> [EXTRACTED INFORMATION]
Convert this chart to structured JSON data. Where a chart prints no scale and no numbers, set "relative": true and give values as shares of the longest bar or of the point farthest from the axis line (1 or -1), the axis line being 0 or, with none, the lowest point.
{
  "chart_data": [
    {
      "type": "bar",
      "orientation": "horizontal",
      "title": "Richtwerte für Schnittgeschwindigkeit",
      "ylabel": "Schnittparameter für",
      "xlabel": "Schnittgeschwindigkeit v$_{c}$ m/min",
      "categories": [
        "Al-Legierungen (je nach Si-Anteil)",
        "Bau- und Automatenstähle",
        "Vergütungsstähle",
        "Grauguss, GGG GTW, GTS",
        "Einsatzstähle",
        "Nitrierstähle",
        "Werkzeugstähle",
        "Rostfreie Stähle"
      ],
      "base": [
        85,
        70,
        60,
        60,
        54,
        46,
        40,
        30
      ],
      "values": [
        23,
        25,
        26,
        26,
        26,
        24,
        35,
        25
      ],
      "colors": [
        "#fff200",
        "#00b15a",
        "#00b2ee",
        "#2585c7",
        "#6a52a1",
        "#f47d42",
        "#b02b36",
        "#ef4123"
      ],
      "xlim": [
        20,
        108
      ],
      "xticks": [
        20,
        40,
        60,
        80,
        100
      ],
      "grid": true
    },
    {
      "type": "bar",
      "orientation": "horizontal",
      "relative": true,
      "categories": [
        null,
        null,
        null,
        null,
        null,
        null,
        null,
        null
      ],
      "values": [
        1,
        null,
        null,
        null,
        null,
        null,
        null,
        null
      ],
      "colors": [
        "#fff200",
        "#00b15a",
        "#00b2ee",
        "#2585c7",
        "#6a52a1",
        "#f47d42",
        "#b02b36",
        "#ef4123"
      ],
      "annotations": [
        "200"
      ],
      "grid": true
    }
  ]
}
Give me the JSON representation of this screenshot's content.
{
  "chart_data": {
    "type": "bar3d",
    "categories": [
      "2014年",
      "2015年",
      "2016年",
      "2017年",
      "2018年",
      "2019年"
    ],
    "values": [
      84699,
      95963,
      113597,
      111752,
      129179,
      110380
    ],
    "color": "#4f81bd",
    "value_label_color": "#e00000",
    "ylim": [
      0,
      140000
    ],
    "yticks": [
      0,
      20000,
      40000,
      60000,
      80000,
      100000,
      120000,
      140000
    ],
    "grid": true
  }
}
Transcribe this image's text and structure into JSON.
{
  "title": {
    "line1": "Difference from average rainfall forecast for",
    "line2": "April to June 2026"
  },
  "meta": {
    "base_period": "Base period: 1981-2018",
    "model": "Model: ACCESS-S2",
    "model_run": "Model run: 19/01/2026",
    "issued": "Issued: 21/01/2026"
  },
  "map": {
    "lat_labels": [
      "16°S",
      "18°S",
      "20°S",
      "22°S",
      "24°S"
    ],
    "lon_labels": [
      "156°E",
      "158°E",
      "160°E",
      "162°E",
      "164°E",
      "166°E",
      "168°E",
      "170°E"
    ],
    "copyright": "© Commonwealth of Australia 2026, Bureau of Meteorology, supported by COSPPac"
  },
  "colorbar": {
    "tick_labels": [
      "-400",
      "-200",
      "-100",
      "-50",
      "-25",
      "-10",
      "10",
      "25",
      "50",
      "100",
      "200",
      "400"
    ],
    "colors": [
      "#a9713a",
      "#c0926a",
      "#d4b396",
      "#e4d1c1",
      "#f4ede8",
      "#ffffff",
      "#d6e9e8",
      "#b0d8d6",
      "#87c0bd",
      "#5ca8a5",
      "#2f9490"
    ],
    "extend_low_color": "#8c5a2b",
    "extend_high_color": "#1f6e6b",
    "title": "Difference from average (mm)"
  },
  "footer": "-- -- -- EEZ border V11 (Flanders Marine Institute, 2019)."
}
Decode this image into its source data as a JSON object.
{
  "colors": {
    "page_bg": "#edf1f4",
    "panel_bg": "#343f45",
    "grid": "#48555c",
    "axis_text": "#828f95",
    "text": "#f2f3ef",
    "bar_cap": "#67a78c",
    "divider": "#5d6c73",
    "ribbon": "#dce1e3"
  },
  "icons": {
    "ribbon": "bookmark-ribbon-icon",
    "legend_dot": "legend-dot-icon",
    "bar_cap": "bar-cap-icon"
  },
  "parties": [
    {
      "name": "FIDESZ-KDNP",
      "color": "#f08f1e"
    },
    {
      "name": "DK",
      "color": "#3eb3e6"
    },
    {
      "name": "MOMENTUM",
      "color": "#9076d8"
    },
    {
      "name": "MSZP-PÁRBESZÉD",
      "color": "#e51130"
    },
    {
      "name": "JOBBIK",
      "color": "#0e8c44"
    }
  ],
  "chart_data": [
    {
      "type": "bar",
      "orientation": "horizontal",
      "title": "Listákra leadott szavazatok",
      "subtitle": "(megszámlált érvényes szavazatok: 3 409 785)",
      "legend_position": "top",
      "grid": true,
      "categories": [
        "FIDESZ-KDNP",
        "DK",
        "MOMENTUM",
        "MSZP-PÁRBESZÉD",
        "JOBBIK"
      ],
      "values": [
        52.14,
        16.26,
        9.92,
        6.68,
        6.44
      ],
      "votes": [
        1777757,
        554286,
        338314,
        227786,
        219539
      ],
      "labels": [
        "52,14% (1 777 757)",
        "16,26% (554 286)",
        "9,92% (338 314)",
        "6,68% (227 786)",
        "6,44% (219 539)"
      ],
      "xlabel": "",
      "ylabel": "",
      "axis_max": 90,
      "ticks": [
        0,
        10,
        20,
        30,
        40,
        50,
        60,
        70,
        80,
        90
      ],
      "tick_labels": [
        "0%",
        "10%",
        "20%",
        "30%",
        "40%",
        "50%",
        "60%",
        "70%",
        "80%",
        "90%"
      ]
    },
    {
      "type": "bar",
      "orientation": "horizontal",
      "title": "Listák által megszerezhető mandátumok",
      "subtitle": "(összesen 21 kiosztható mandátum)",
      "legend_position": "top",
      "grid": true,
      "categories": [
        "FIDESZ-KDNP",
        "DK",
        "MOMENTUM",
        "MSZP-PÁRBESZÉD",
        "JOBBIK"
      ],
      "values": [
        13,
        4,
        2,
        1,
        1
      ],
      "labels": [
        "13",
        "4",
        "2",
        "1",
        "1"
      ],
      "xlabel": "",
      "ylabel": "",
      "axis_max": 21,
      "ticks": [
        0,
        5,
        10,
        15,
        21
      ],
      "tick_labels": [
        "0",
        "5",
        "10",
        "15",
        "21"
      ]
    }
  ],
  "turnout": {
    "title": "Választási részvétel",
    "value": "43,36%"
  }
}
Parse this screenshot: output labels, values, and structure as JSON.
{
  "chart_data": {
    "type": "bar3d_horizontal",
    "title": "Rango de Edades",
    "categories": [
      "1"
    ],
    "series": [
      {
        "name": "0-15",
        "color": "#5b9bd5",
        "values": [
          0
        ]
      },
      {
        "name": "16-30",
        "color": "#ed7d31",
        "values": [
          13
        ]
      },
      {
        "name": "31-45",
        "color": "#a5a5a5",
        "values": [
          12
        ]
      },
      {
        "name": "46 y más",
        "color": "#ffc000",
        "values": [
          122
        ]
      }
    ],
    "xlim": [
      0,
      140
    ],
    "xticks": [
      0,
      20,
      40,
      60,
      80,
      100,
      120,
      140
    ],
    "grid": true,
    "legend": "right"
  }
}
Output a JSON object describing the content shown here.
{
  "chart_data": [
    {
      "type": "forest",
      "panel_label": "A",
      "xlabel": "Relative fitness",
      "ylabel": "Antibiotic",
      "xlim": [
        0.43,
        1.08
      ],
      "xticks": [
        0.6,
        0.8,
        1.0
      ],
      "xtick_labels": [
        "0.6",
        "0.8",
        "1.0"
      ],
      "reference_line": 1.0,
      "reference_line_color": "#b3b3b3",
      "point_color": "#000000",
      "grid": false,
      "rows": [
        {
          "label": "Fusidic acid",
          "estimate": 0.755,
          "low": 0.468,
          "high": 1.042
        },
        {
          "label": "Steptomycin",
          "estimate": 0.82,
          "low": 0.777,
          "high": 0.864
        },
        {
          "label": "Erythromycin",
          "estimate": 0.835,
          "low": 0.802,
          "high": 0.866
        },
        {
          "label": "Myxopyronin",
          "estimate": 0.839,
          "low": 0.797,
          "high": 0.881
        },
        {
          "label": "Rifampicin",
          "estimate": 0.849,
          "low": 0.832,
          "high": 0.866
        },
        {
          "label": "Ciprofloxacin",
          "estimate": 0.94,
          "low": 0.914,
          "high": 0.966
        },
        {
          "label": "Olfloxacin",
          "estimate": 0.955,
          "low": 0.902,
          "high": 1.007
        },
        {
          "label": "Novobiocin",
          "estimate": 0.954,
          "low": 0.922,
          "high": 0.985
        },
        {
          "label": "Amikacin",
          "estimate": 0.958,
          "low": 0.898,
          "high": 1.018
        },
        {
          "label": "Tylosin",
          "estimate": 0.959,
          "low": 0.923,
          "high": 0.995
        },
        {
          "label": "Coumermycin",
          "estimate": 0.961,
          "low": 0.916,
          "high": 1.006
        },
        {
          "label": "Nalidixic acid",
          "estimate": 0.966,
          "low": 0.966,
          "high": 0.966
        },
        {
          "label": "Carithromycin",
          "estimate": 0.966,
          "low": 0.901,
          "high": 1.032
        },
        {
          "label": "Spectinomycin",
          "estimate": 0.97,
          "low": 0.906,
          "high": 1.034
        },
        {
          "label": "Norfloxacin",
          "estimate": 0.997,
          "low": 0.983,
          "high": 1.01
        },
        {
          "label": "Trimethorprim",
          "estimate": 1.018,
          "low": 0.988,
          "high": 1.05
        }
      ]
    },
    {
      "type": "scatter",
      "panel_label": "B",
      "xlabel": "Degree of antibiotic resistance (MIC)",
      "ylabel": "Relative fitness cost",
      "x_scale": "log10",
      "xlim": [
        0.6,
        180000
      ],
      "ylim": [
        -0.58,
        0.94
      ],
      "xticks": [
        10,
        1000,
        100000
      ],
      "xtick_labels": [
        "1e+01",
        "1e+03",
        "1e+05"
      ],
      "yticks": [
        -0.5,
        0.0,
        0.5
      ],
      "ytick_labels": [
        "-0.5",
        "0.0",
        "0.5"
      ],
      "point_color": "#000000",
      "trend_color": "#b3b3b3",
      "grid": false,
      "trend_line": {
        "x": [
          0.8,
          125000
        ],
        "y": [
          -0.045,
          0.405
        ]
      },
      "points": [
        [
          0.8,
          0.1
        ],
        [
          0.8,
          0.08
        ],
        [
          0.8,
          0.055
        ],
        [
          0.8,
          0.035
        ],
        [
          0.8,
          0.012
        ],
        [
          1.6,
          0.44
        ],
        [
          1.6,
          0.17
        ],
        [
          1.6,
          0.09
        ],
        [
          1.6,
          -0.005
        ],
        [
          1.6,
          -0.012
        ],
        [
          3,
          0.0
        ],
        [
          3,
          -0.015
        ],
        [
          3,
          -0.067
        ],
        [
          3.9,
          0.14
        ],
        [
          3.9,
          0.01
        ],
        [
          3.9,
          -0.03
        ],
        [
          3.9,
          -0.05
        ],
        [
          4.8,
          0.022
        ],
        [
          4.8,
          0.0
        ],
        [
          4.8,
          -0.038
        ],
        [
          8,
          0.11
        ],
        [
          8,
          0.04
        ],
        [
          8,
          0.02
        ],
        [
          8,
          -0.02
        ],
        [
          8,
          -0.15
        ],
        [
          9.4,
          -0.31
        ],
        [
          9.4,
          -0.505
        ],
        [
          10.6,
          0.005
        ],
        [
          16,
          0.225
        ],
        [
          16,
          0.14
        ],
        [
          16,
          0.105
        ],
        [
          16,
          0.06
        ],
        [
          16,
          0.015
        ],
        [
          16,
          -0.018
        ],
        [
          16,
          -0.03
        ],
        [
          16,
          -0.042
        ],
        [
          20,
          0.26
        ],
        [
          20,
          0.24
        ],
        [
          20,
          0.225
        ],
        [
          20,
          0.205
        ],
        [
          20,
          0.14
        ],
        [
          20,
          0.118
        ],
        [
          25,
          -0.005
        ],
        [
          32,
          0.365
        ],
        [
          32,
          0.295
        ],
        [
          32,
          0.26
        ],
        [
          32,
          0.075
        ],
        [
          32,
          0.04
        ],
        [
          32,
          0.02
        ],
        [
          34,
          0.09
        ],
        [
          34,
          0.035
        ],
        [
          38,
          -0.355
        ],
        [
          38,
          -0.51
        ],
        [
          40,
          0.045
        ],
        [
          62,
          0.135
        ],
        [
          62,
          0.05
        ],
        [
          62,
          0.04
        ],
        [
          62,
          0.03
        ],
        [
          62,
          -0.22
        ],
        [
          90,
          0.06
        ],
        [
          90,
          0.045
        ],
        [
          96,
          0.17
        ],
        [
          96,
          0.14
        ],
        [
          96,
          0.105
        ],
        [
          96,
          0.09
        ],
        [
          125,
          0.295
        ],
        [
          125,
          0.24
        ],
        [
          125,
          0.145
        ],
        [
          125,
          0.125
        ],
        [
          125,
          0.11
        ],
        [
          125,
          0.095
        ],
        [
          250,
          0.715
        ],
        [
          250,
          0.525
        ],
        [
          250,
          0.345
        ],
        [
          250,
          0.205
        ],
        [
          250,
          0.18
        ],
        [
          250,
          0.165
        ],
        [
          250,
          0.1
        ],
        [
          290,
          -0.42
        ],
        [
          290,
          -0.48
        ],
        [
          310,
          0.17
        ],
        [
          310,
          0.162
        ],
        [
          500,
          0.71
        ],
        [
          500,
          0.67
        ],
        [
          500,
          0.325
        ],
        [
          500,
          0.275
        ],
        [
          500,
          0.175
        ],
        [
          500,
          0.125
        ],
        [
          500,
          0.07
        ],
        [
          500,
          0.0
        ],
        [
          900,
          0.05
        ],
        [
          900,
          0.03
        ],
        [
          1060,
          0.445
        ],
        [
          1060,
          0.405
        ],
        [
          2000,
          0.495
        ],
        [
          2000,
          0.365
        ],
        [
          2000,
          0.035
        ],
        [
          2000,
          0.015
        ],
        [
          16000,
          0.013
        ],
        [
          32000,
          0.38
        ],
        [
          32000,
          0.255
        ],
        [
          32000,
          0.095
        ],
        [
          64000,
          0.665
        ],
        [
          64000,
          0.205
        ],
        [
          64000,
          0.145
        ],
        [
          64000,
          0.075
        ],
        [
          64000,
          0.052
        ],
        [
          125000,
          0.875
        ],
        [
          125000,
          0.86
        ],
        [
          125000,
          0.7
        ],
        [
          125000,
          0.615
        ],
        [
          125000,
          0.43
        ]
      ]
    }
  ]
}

> [REQUEST]
Pick out every line of the listing containing the word "content", and show those lines.

> [RESULT OF THE TASK]
Give me the JSON representation of this screenshot's content.
Output a JSON object describing the content shown here.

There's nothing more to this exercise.